Directive >> Extract all lines containing "username".

%%

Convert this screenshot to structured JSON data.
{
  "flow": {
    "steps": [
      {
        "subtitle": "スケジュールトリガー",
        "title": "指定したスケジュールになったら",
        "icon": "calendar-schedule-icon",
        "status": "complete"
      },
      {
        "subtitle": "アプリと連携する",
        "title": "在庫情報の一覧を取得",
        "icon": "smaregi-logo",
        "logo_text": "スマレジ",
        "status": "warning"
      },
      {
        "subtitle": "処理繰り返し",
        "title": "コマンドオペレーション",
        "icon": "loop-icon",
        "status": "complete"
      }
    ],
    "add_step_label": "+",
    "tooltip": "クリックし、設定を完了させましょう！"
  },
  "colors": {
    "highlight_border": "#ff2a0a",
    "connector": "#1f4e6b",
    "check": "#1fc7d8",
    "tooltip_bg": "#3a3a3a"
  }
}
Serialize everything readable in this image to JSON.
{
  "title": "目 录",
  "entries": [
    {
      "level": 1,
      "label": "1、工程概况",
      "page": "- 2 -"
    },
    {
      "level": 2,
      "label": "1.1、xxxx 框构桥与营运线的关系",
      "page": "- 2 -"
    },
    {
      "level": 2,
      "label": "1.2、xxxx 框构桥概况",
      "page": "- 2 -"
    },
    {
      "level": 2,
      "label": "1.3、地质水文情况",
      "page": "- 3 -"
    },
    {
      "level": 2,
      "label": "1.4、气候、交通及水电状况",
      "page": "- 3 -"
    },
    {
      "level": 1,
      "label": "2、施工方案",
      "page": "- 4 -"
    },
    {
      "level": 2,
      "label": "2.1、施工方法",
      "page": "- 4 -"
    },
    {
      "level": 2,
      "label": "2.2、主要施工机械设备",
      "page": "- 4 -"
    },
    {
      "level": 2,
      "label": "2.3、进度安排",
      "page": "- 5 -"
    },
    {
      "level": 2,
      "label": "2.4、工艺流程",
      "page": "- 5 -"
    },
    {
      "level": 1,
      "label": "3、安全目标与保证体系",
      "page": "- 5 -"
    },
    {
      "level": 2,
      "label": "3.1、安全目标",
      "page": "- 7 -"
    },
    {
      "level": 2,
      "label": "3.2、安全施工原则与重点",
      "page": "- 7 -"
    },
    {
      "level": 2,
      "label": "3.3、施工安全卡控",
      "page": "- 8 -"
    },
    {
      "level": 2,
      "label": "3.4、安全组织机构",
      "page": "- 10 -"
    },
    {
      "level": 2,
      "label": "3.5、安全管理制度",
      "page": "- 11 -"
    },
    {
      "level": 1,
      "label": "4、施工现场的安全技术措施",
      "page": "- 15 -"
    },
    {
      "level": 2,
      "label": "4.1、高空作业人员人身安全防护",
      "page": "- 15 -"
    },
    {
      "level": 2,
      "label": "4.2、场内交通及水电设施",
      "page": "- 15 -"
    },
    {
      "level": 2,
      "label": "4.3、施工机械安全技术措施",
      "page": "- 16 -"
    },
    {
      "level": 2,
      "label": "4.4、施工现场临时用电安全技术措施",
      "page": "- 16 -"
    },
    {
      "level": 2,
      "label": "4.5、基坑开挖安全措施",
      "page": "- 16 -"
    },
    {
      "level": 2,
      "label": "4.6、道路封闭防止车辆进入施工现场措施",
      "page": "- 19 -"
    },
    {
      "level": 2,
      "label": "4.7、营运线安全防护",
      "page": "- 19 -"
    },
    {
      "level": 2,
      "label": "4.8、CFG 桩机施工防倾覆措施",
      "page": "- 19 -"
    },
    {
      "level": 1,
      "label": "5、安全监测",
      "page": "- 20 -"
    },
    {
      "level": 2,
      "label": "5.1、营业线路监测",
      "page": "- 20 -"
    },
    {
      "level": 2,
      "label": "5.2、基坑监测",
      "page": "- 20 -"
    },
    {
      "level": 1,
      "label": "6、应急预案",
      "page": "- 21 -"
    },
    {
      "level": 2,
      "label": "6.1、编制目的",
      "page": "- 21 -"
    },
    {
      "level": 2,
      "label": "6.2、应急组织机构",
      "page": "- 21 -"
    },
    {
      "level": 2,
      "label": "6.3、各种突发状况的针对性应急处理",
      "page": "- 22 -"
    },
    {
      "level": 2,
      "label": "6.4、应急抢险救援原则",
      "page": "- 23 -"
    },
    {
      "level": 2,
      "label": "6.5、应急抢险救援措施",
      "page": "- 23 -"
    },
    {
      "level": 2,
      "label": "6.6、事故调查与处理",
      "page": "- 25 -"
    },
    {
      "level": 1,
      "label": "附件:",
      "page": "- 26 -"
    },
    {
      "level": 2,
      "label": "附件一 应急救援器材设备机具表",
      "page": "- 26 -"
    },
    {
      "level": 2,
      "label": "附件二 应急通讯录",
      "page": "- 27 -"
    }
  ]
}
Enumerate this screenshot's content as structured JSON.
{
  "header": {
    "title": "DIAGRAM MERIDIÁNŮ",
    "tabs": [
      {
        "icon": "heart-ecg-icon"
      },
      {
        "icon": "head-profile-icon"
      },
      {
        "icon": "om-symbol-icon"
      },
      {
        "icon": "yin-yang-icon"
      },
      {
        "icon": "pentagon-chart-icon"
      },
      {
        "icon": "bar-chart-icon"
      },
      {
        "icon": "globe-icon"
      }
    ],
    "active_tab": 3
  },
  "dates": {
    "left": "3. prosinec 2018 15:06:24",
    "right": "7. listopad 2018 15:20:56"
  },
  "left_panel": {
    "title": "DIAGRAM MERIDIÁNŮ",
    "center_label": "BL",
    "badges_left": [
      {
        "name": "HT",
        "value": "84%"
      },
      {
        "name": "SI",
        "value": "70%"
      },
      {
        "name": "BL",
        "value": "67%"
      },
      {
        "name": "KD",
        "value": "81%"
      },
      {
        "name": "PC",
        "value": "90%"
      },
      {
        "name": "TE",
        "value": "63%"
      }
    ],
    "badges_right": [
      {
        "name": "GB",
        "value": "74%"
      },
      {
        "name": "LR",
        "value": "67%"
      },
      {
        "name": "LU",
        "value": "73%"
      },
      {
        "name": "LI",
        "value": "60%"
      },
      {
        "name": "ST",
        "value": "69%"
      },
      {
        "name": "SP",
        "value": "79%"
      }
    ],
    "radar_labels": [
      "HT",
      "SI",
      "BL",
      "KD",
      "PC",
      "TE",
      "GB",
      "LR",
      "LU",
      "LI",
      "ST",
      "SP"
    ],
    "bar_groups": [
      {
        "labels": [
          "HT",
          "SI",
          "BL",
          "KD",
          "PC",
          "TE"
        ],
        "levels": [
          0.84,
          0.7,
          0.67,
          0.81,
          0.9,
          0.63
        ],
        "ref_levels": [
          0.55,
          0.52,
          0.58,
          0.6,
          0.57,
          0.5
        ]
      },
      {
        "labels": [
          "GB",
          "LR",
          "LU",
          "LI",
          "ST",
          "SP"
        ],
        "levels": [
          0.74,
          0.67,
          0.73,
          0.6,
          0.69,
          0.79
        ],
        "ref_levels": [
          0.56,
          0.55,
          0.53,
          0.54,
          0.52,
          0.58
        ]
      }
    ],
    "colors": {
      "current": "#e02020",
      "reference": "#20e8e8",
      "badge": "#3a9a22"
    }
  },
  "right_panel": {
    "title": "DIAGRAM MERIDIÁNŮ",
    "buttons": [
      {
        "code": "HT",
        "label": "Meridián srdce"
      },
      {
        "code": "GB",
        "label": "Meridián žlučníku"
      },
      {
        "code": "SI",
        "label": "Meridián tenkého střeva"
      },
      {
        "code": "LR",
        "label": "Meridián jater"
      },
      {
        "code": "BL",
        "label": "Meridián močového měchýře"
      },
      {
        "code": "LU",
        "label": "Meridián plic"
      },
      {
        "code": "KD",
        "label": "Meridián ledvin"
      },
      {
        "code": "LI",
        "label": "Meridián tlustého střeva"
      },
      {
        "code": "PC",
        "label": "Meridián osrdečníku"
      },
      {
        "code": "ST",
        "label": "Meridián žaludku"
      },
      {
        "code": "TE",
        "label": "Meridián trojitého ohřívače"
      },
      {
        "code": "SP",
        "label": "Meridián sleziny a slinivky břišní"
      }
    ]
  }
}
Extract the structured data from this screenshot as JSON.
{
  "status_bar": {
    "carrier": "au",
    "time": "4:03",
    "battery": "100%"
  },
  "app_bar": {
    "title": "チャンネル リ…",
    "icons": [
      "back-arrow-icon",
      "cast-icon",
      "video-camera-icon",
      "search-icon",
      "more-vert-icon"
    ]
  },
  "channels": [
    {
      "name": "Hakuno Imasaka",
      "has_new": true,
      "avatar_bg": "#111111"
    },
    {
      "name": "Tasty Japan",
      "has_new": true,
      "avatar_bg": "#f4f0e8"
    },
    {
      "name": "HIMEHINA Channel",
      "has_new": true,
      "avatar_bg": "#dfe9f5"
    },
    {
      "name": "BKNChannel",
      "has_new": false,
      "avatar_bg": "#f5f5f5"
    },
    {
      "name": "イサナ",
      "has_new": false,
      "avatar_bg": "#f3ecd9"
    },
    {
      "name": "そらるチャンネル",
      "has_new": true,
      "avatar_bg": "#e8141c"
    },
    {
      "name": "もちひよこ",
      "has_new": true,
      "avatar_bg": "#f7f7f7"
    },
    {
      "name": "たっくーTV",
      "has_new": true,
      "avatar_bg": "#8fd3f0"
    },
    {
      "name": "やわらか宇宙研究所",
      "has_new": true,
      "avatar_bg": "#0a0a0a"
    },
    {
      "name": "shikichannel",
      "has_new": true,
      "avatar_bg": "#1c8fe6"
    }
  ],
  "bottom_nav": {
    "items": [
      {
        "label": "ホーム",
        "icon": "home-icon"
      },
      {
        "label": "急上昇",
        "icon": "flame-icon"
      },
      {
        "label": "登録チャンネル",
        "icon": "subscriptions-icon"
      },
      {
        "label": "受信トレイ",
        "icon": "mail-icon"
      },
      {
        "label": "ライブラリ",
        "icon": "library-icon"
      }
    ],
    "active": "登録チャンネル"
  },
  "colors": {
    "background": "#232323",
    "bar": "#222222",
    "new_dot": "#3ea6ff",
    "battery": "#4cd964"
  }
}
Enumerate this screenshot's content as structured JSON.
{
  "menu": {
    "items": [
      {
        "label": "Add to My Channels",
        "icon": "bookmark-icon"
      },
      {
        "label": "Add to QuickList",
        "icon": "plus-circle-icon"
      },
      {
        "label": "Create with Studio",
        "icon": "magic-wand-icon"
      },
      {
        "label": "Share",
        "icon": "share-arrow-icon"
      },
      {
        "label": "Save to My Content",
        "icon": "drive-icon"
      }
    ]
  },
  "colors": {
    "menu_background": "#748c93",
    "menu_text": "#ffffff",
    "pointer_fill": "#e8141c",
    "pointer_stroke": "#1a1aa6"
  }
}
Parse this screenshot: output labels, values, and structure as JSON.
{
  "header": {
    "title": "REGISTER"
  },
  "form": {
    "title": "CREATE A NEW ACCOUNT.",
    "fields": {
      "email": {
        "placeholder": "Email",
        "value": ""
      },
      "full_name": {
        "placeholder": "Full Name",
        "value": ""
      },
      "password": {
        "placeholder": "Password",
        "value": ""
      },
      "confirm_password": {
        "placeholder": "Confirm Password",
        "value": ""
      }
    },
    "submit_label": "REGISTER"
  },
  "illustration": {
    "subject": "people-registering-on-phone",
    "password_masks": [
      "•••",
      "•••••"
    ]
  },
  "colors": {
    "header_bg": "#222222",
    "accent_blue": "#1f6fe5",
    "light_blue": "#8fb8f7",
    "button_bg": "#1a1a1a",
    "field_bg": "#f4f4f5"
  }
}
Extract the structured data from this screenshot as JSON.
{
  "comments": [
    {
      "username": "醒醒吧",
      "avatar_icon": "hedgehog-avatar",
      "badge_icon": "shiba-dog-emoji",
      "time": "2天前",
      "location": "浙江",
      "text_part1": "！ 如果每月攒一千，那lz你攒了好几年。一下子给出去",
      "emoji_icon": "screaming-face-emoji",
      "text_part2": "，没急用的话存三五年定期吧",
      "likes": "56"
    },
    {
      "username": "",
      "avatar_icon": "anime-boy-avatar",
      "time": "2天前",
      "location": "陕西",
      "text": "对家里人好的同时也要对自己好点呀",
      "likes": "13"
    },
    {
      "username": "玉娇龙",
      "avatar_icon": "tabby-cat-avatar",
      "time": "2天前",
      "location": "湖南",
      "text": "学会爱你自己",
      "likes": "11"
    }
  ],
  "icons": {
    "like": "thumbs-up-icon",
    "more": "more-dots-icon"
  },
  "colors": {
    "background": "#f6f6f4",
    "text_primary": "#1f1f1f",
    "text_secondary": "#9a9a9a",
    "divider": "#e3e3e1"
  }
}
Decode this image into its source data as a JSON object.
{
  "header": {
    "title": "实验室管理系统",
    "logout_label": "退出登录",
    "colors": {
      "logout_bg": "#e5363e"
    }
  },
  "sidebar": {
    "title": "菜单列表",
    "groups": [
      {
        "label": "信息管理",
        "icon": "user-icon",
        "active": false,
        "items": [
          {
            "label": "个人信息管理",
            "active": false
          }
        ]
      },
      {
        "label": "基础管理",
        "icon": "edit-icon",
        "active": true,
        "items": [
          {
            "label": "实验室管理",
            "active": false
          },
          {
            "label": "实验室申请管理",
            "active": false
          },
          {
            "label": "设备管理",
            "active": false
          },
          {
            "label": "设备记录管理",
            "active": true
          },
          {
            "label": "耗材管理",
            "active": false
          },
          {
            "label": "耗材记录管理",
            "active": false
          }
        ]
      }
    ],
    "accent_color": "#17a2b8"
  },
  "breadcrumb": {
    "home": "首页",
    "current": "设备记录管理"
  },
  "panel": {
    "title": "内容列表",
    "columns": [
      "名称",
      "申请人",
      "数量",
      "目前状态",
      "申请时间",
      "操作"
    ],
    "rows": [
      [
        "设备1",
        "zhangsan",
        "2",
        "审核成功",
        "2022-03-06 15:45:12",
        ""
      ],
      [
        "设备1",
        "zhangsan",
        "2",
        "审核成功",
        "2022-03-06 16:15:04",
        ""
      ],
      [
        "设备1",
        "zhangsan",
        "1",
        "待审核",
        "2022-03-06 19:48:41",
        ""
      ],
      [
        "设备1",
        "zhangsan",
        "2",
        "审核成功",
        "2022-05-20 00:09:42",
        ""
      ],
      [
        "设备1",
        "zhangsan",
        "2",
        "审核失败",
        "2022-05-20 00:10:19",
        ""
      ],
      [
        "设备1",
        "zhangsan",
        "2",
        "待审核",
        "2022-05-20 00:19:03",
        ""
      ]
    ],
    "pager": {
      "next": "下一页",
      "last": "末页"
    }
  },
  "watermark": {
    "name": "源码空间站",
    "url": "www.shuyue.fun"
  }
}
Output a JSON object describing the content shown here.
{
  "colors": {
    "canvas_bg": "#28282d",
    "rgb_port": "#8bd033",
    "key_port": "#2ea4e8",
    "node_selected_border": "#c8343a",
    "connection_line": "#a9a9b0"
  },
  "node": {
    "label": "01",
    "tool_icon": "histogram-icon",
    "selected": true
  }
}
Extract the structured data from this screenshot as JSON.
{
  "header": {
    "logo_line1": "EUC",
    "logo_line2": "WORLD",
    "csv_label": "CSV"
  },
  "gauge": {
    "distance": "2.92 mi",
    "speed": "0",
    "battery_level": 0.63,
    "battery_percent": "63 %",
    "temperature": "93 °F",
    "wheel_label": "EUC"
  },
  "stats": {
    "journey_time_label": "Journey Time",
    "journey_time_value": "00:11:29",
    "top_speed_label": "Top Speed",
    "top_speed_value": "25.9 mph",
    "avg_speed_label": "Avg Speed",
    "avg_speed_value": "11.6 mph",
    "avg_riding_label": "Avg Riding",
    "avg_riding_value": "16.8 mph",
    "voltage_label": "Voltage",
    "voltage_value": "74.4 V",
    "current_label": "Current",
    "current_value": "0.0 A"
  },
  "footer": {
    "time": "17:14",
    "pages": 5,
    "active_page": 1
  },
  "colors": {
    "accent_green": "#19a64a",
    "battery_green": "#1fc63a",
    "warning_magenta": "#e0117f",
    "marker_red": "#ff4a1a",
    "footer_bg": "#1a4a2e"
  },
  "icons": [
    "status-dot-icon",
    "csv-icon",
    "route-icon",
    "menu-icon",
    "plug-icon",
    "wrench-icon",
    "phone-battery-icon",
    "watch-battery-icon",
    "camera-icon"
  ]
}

%%

Full solution >>
      "username": "醒醒吧",
      "username": "",
      "username": "玉娇龙",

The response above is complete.